■ WHAT THE EXERCISE ASKS:
Using the listing below, report all lines holding the word "Development".

■ DATASET EXTRACT:
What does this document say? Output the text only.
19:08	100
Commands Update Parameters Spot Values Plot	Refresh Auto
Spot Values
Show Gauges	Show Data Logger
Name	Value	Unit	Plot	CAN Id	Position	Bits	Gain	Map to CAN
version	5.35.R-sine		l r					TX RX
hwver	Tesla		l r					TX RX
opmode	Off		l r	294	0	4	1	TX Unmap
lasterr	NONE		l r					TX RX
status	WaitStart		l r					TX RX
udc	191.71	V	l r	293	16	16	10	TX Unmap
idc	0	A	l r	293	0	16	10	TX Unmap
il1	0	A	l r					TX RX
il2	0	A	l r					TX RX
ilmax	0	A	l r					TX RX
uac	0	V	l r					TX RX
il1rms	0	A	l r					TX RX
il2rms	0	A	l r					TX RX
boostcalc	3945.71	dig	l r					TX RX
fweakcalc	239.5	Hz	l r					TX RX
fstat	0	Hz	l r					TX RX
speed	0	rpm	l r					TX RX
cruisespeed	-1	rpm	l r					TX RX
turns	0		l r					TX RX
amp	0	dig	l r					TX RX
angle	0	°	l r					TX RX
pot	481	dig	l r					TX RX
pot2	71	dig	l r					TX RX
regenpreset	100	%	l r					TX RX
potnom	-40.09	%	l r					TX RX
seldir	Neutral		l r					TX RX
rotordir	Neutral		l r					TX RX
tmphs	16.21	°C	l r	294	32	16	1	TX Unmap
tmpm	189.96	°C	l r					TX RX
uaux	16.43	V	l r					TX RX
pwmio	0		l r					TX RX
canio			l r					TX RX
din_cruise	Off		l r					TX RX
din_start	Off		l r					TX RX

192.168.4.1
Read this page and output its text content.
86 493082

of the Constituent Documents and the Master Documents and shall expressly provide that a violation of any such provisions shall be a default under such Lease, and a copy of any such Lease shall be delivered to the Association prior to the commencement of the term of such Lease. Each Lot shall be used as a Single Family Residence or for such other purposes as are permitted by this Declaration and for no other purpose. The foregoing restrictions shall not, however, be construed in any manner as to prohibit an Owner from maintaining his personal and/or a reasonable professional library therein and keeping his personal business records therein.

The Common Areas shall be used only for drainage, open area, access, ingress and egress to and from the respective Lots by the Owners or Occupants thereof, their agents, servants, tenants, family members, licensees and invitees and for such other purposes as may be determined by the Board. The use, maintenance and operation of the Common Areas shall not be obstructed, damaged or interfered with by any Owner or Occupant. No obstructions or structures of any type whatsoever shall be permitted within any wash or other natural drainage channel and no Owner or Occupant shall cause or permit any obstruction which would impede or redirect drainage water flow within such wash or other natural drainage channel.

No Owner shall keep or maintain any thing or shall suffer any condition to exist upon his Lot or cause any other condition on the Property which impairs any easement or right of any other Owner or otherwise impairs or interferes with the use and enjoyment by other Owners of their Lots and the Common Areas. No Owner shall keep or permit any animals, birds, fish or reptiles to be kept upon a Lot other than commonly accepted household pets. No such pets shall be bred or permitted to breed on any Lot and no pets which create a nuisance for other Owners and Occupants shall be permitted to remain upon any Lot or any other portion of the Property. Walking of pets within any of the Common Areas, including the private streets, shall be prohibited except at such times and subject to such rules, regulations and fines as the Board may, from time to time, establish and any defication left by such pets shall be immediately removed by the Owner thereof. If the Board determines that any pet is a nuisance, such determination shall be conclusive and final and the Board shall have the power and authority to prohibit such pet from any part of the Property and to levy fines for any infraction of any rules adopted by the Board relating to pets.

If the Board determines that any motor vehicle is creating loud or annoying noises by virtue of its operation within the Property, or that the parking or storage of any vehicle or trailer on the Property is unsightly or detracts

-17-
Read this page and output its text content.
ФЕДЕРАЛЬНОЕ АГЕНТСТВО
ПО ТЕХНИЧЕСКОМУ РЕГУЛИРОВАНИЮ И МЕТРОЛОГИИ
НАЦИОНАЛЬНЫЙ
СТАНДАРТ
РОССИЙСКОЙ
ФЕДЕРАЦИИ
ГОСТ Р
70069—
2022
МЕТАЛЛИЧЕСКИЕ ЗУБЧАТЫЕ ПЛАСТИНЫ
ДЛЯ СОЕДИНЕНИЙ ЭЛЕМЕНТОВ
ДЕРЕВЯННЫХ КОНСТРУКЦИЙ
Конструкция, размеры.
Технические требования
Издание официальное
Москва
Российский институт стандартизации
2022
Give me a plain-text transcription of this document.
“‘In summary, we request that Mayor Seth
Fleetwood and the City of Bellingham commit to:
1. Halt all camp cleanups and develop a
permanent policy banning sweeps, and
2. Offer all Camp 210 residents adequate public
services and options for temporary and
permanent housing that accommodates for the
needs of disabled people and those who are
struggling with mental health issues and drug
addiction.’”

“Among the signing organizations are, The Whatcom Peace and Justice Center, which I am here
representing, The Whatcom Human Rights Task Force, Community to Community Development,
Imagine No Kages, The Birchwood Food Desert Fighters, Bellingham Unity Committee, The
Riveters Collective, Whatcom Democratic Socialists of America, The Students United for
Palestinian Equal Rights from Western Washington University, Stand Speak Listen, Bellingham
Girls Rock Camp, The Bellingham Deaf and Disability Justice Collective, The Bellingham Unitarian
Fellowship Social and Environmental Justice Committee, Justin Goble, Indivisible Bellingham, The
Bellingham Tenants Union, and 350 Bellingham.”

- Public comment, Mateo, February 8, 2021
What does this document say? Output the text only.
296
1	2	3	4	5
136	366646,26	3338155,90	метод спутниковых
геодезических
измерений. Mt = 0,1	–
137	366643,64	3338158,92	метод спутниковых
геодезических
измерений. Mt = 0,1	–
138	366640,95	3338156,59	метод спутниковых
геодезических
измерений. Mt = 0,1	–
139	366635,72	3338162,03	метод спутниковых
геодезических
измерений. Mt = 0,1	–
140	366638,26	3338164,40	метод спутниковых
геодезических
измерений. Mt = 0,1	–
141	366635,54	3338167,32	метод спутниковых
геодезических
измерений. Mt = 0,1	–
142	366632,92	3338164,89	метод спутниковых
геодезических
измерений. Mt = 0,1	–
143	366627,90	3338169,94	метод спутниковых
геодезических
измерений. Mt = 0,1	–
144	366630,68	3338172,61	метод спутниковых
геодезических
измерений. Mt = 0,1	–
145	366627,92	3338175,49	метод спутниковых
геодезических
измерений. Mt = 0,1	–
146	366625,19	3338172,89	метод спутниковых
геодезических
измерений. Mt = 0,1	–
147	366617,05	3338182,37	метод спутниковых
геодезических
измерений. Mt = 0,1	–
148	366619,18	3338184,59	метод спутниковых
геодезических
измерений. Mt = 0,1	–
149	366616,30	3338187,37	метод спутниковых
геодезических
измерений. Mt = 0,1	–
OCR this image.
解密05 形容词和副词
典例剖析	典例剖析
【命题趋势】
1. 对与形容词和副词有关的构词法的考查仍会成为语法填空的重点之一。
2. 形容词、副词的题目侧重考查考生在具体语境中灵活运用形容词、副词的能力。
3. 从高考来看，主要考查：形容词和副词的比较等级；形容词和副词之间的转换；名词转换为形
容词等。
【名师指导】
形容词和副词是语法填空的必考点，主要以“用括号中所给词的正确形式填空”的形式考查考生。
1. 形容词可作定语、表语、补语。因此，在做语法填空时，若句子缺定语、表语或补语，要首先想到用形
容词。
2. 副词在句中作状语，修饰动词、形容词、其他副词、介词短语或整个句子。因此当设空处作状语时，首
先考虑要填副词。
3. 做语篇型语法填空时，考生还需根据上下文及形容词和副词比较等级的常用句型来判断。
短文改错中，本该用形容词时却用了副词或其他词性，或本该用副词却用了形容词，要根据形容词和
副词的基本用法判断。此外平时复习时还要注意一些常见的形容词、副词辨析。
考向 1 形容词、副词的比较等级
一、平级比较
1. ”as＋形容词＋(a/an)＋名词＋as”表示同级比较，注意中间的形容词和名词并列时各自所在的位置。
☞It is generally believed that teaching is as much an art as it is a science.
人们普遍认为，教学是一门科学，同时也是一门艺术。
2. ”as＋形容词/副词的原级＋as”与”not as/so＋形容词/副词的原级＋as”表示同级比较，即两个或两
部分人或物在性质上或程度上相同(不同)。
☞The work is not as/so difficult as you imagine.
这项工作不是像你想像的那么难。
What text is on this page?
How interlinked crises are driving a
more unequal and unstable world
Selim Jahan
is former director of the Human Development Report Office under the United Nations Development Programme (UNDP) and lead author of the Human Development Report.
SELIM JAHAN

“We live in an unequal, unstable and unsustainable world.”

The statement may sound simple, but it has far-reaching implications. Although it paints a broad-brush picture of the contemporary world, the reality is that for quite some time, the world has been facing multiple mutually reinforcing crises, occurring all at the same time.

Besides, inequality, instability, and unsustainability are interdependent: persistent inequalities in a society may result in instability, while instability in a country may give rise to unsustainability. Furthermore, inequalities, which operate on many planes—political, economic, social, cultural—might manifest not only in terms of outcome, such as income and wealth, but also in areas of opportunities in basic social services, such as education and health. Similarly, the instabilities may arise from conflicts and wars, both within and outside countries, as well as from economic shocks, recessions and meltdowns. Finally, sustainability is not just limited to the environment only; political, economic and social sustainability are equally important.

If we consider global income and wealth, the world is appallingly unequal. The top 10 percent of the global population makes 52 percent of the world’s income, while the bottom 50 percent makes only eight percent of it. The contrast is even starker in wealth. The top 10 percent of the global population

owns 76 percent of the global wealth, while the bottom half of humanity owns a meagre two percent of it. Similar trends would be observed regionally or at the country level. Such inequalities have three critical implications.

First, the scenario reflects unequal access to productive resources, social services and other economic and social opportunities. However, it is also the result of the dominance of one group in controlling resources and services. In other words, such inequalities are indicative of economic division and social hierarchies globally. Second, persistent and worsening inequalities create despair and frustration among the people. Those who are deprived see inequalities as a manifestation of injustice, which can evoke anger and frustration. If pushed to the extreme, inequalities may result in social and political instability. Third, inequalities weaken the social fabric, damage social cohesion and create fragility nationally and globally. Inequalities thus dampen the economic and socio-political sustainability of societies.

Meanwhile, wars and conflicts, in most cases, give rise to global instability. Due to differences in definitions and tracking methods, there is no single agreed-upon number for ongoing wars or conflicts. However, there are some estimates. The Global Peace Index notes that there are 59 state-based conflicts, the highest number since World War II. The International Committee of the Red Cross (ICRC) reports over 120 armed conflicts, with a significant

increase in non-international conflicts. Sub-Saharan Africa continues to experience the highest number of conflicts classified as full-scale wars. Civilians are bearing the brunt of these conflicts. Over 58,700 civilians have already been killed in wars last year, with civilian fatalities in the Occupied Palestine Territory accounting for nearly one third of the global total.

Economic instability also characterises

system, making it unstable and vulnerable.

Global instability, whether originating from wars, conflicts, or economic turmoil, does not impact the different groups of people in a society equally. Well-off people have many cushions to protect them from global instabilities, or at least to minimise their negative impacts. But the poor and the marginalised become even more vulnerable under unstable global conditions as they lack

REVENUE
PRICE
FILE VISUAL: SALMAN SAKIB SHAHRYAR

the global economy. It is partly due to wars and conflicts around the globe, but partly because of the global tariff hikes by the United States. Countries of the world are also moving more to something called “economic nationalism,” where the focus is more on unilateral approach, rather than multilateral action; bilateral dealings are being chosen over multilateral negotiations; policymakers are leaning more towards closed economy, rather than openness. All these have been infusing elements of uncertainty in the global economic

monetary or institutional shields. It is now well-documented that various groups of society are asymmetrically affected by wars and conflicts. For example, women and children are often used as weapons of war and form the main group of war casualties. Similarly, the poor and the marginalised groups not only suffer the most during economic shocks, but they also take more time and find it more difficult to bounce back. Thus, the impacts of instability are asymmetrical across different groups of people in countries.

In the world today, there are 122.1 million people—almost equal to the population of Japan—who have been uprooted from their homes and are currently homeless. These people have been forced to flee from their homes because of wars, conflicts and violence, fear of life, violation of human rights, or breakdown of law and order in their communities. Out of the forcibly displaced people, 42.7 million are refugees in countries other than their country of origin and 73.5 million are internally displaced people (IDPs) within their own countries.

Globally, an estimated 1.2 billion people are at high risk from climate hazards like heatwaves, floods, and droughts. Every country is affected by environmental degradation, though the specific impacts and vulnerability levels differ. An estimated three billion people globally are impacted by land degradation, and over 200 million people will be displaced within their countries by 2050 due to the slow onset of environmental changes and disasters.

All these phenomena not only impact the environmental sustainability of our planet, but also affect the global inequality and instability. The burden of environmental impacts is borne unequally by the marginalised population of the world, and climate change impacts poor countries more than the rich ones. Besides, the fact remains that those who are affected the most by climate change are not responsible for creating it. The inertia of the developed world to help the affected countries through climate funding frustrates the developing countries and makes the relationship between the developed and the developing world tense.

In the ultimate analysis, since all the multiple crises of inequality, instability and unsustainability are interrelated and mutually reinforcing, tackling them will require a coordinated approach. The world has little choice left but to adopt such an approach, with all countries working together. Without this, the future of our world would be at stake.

■ TASK RESPONSE:
representing, The Whatcom Human Rights Task Force, Community to Community Development,
is former director of the Human Development Report Office under the United Nations Development Programme (UNDP) and lead author of the Human Development Report.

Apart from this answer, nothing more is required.